Task to carry out:
Write out each line that follows exactly as it stands, without the pictures.

(Dataset rows about figures)
══════════

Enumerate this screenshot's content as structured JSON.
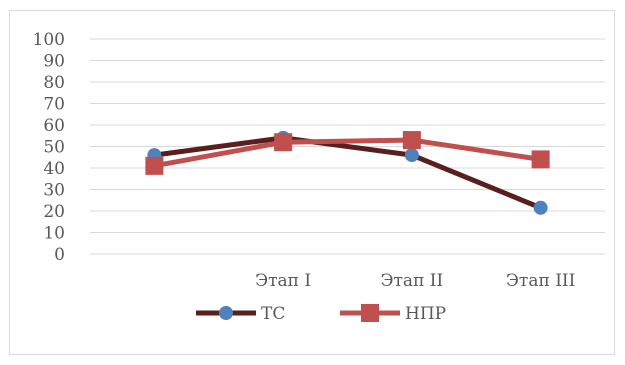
{
  "chart_data": {
    "type": "line",
    "categories": [
      "",
      "Этап I",
      "Этап II",
      "Этап III"
    ],
    "ylim": [
      0,
      100
    ],
    "yticks": [
      0,
      10,
      20,
      30,
      40,
      50,
      60,
      70,
      80,
      90,
      100
    ],
    "grid": true,
    "legend_position": "bottom",
    "series": [
      {
        "name": "ТС",
        "values": [
          46,
          54,
          46,
          21.5
        ],
        "color": "#5b1e1e",
        "marker": "circle",
        "marker_color": "#4f81bd"
      },
      {
        "name": "НПР",
        "values": [
          41,
          52,
          53,
          44
        ],
        "color": "#c0504d",
        "marker": "square",
        "marker_color": "#c0504d"
      }
    ],
    "title": "",
    "xlabel": "",
    "ylabel": ""
  }
}
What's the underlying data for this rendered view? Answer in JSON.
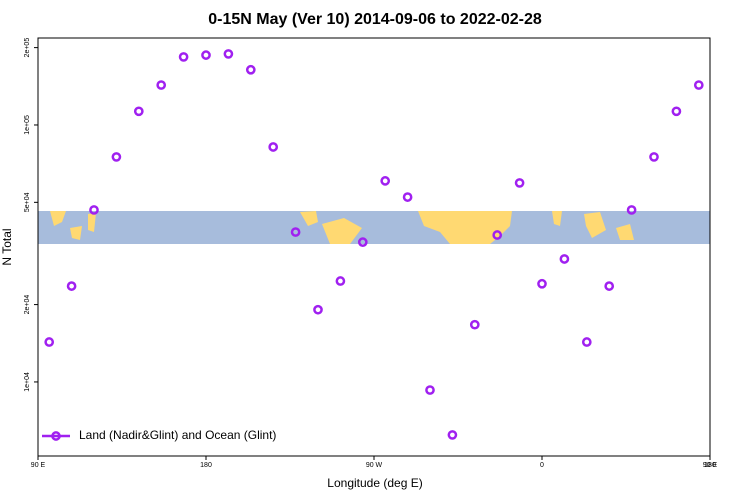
{
  "chart_data": {
    "type": "scatter",
    "title": "0-15N May (Ver 10)   2014-09-06 to 2022-02-28",
    "xlabel": "Longitude (deg E)",
    "ylabel": "N Total",
    "log_y": true,
    "legend": "bottom-left",
    "xlim": [
      90,
      450
    ],
    "xticks": [
      {
        "value": 90,
        "label": "90 E"
      },
      180,
      {
        "value": 270,
        "label": "90 W"
      },
      {
        "value": 360,
        "label": "0"
      },
      {
        "value": 450,
        "label": "90 E"
      },
      {
        "value": 540,
        "label": "180"
      }
    ],
    "ylim": [
      5150,
      218000
    ],
    "yticks": [
      {
        "value": 10000,
        "label": "1e+04"
      },
      {
        "value": 20000,
        "label": "2e+04"
      },
      {
        "value": 50000,
        "label": "5e+04"
      },
      {
        "value": 100000,
        "label": "1e+05"
      },
      {
        "value": 200000,
        "label": "2e+05"
      }
    ],
    "series": [
      {
        "name": "Land (Nadir&Glint) and Ocean (Glint)",
        "color": "#a020f0",
        "x": [
          96,
          108,
          120,
          132,
          144,
          156,
          168,
          180,
          192,
          204,
          216,
          228,
          240,
          252,
          264,
          276,
          288,
          300,
          312,
          324,
          336,
          348,
          360,
          372,
          384,
          396,
          408,
          420,
          432,
          444
        ],
        "values": [
          14300,
          23600,
          46700,
          75100,
          113000,
          143000,
          184000,
          187000,
          189000,
          164000,
          82100,
          38300,
          19100,
          24700,
          35000,
          60600,
          52400,
          9300,
          6220,
          16700,
          37300,
          59500,
          24100,
          30100,
          14300,
          23600,
          46700,
          75100,
          113000,
          143000
        ]
      }
    ]
  }
}
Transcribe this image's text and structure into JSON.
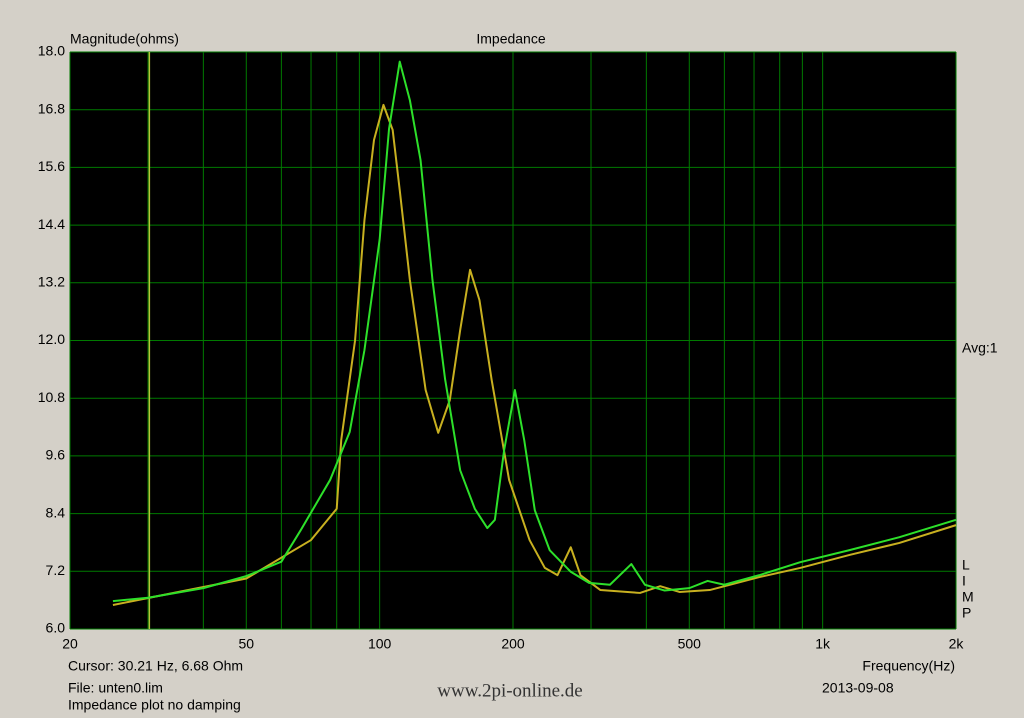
{
  "chart_data": {
    "type": "line",
    "title": "Impedance",
    "y_label": "Magnitude(ohms)",
    "x_label": "Frequency(Hz)",
    "x_scale": "log",
    "xlim": [
      20,
      2000
    ],
    "xticks": [
      20,
      50,
      100,
      200,
      500,
      {
        "value": 1000,
        "label": "1k"
      },
      {
        "value": 2000,
        "label": "2k"
      }
    ],
    "x_minor_grid": [
      30,
      40,
      60,
      70,
      80,
      90,
      300,
      400,
      600,
      700,
      800,
      900
    ],
    "ylim": [
      6,
      18
    ],
    "yticks": [
      {
        "value": 6,
        "label": "6.0"
      },
      7.2,
      8.4,
      9.6,
      10.8,
      {
        "value": 12,
        "label": "12.0"
      },
      13.2,
      14.4,
      15.6,
      16.8,
      {
        "value": 18,
        "label": "18.0"
      }
    ],
    "grid": true,
    "grid_color": "#007a00",
    "background": "#000000",
    "cursor_x": 30.21,
    "cursor_color": "#b8c43a",
    "series": [
      {
        "name": "unten0.lim",
        "color": "#2de02a",
        "x": [
          25,
          30,
          40,
          50,
          60,
          66.4,
          77.3,
          85.6,
          92.4,
          100,
          105,
          111,
          117,
          123.7,
          131.6,
          140.5,
          152,
          164,
          175,
          182,
          191,
          202,
          212,
          224,
          242,
          270,
          297,
          331,
          370,
          397,
          440,
          500,
          550,
          600,
          720,
          890,
          1150,
          1490,
          2000
        ],
        "values": [
          6.58,
          6.65,
          6.85,
          7.1,
          7.4,
          8.06,
          9.1,
          10.1,
          11.8,
          14.1,
          16.4,
          17.8,
          17.0,
          15.75,
          13.26,
          11.2,
          9.3,
          8.5,
          8.1,
          8.27,
          9.72,
          10.97,
          9.93,
          8.47,
          7.64,
          7.19,
          6.96,
          6.92,
          7.35,
          6.92,
          6.8,
          6.85,
          7.0,
          6.92,
          7.12,
          7.39,
          7.64,
          7.91,
          8.27
        ]
      },
      {
        "color": "#c8b020",
        "x": [
          25,
          50,
          70,
          80,
          81.9,
          88,
          92.4,
          97.1,
          102,
          107,
          111,
          117,
          127,
          135.6,
          144,
          152,
          160,
          168,
          179,
          196,
          218,
          236,
          252,
          270,
          284,
          315,
          387,
          430,
          475,
          556,
          720,
          890,
          1150,
          1490,
          2000
        ],
        "values": [
          6.5,
          7.05,
          7.85,
          8.5,
          9.93,
          12.0,
          14.5,
          16.17,
          16.9,
          16.38,
          15.13,
          13.26,
          10.97,
          10.08,
          10.76,
          12.22,
          13.47,
          12.84,
          11.18,
          9.1,
          7.85,
          7.27,
          7.12,
          7.7,
          7.12,
          6.81,
          6.75,
          6.89,
          6.77,
          6.81,
          7.08,
          7.27,
          7.54,
          7.79,
          8.16
        ]
      }
    ],
    "avg_label": "Avg:1",
    "side_letters": [
      "L",
      "I",
      "M",
      "P"
    ],
    "cursor_label": "Cursor: 30.21 Hz, 6.68 Ohm",
    "file_label": "File: unten0.lim",
    "description": "Impedance plot no damping",
    "watermark": "www.2pi-online.de",
    "date": "2013-09-08"
  }
}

══════════

Exercise result:
Enumerate this screenshot's content as structured JSON.
{
  "chart_data": {
    "type": "line",
    "categories": [
      "",
      "Этап I",
      "Этап II",
      "Этап III"
    ],
    "ylim": [
      0,
      100
    ],
    "yticks": [
      0,
      10,
      20,
      30,
      40,
      50,
      60,
      70,
      80,
      90,
      100
    ],
    "grid": true,
    "legend_position": "bottom",
    "series": [
      {
        "name": "ТС",
        "values": [
          46,
          54,
          46,
          21.5
        ],
        "color": "#5b1e1e",
        "marker": "circle",
        "marker_color": "#4f81bd"
      },
      {
        "name": "НПР",
        "values": [
          41,
          52,
          53,
          44
        ],
        "color": "#c0504d",
        "marker": "square",
        "marker_color": "#c0504d"
      }
    ],
    "title": "",
    "xlabel": "",
    "ylabel": ""
  }
}
What's the underlying data for this rendered view? Answer in JSON.
{
  "chart_data": {
    "type": "scatter",
    "title": "0-15N May (Ver 10)   2014-09-06 to 2022-02-28",
    "xlabel": "Longitude (deg E)",
    "ylabel": "N Total",
    "log_y": true,
    "legend": "bottom-left",
    "xlim": [
      90,
      450
    ],
    "xticks": [
      {
        "value": 90,
        "label": "90 E"
      },
      180,
      {
        "value": 270,
        "label": "90 W"
      },
      {
        "value": 360,
        "label": "0"
      },
      {
        "value": 450,
        "label": "90 E"
      },
      {
        "value": 540,
        "label": "180"
      }
    ],
    "ylim": [
      5150,
      218000
    ],
    "yticks": [
      {
        "value": 10000,
        "label": "1e+04"
      },
      {
        "value": 20000,
        "label": "2e+04"
      },
      {
        "value": 50000,
        "label": "5e+04"
      },
      {
        "value": 100000,
        "label": "1e+05"
      },
      {
        "value": 200000,
        "label": "2e+05"
      }
    ],
    "series": [
      {
        "name": "Land (Nadir&Glint) and Ocean (Glint)",
        "color": "#a020f0",
        "x": [
          96,
          108,
          120,
          132,
          144,
          156,
          168,
          180,
          192,
          204,
          216,
          228,
          240,
          252,
          264,
          276,
          288,
          300,
          312,
          324,
          336,
          348,
          360,
          372,
          384,
          396,
          408,
          420,
          432,
          444
        ],
        "values": [
          14300,
          23600,
          46700,
          75100,
          113000,
          143000,
          184000,
          187000,
          189000,
          164000,
          82100,
          38300,
          19100,
          24700,
          35000,
          60600,
          52400,
          9300,
          6220,
          16700,
          37300,
          59500,
          24100,
          30100,
          14300,
          23600,
          46700,
          75100,
          113000,
          143000
        ]
      }
    ]
  }
}
Transcribe this image's text and structure into JSON.
{
  "chart_data": {
    "type": "line",
    "title": "Impedance",
    "y_label": "Magnitude(ohms)",
    "x_label": "Frequency(Hz)",
    "x_scale": "log",
    "xlim": [
      20,
      2000
    ],
    "xticks": [
      20,
      50,
      100,
      200,
      500,
      {
        "value": 1000,
        "label": "1k"
      },
      {
        "value": 2000,
        "label": "2k"
      }
    ],
    "x_minor_grid": [
      30,
      40,
      60,
      70,
      80,
      90,
      300,
      400,
      600,
      700,
      800,
      900
    ],
    "ylim": [
      6,
      18
    ],
    "yticks": [
      {
        "value": 6,
        "label": "6.0"
      },
      7.2,
      8.4,
      9.6,
      10.8,
      {
        "value": 12,
        "label": "12.0"
      },
      13.2,
      14.4,
      15.6,
      16.8,
      {
        "value": 18,
        "label": "18.0"
      }
    ],
    "grid": true,
    "grid_color": "#007a00",
    "background": "#000000",
    "cursor_x": 30.21,
    "cursor_color": "#b8c43a",
    "series": [
      {
        "name": "unten0.lim",
        "color": "#2de02a",
        "x": [
          25,
          30,
          40,
          50,
          60,
          66.4,
          77.3,
          85.6,
          92.4,
          100,
          105,
          111,
          117,
          123.7,
          131.6,
          140.5,
          152,
          164,
          175,
          182,
          191,
          202,
          212,
          224,
          242,
          270,
          297,
          331,
          370,
          397,
          440,
          500,
          550,
          600,
          720,
          890,
          1150,
          1490,
          2000
        ],
        "values": [
          6.58,
          6.65,
          6.85,
          7.1,
          7.4,
          8.06,
          9.1,
          10.1,
          11.8,
          14.1,
          16.4,
          17.8,
          17.0,
          15.75,
          13.26,
          11.2,
          9.3,
          8.5,
          8.1,
          8.27,
          9.72,
          10.97,
          9.93,
          8.47,
          7.64,
          7.19,
          6.96,
          6.92,
          7.35,
          6.92,
          6.8,
          6.85,
          7.0,
          6.92,
          7.12,
          7.39,
          7.64,
          7.91,
          8.27
        ]
      },
      {
        "color": "#c8b020",
        "x": [
          25,
          50,
          70,
          80,
          81.9,
          88,
          92.4,
          97.1,
          102,
          107,
          111,
          117,
          127,
          135.6,
          144,
          152,
          160,
          168,
          179,
          196,
          218,
          236,
          252,
          270,
          284,
          315,
          387,
          430,
          475,
          556,
          720,
          890,
          1150,
          1490,
          2000
        ],
        "values": [
          6.5,
          7.05,
          7.85,
          8.5,
          9.93,
          12.0,
          14.5,
          16.17,
          16.9,
          16.38,
          15.13,
          13.26,
          10.97,
          10.08,
          10.76,
          12.22,
          13.47,
          12.84,
          11.18,
          9.1,
          7.85,
          7.27,
          7.12,
          7.7,
          7.12,
          6.81,
          6.75,
          6.89,
          6.77,
          6.81,
          7.08,
          7.27,
          7.54,
          7.79,
          8.16
        ]
      }
    ],
    "avg_label": "Avg:1",
    "side_letters": [
      "L",
      "I",
      "M",
      "P"
    ],
    "cursor_label": "Cursor: 30.21 Hz, 6.68 Ohm",
    "file_label": "File: unten0.lim",
    "description": "Impedance plot no damping",
    "watermark": "www.2pi-online.de",
    "date": "2013-09-08"
  }
}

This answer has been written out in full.